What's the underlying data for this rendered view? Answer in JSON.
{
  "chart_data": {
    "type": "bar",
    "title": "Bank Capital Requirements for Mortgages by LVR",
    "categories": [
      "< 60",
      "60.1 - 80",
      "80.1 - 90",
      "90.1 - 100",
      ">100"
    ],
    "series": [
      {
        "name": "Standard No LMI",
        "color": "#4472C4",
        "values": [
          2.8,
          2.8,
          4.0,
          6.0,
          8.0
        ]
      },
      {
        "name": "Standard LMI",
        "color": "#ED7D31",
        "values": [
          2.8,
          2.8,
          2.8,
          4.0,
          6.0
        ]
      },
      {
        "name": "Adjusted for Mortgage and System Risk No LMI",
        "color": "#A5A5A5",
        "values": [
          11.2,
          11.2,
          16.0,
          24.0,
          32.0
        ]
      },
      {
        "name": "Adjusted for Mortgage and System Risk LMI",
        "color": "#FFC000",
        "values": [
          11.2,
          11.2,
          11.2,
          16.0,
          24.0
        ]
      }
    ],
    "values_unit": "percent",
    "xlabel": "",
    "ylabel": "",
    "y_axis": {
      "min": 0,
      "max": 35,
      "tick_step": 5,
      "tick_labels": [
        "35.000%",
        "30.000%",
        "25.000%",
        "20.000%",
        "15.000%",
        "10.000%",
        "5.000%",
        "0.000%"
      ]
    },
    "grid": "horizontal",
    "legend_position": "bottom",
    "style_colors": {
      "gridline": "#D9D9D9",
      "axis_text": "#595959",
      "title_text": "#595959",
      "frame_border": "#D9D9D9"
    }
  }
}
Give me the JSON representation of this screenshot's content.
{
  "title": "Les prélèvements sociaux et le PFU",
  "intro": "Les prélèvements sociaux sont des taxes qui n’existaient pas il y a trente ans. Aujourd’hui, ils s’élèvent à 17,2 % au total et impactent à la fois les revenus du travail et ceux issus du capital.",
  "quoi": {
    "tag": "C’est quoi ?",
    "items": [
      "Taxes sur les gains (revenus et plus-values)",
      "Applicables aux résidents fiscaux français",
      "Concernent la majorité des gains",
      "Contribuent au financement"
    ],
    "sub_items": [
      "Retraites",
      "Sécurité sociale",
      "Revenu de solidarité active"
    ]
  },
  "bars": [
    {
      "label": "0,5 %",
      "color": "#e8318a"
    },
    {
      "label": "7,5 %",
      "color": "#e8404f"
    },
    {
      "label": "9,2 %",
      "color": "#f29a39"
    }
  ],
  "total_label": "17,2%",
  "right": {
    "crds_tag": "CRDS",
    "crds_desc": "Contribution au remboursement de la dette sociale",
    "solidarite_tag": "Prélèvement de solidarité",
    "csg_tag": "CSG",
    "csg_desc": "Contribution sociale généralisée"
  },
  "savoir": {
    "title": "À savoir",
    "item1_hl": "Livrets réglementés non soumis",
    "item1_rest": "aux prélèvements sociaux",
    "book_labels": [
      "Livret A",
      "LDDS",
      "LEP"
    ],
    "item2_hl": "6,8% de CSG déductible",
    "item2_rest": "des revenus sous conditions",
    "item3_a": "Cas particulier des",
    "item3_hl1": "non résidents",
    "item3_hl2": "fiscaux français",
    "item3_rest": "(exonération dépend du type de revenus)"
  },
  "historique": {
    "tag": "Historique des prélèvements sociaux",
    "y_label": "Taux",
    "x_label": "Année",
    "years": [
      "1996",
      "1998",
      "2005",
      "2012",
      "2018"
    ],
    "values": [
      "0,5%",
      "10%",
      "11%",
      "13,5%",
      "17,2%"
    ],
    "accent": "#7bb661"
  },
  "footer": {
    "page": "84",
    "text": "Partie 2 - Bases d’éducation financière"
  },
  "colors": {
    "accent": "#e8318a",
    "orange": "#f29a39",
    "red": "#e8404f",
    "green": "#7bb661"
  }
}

# Exercise details:
Among the lines of the data, identify those with the word "JSON". Copy each of them.

# Task output:
What's the underlying data for this rendered view? Answer in JSON.
Give me the JSON representation of this screenshot's content.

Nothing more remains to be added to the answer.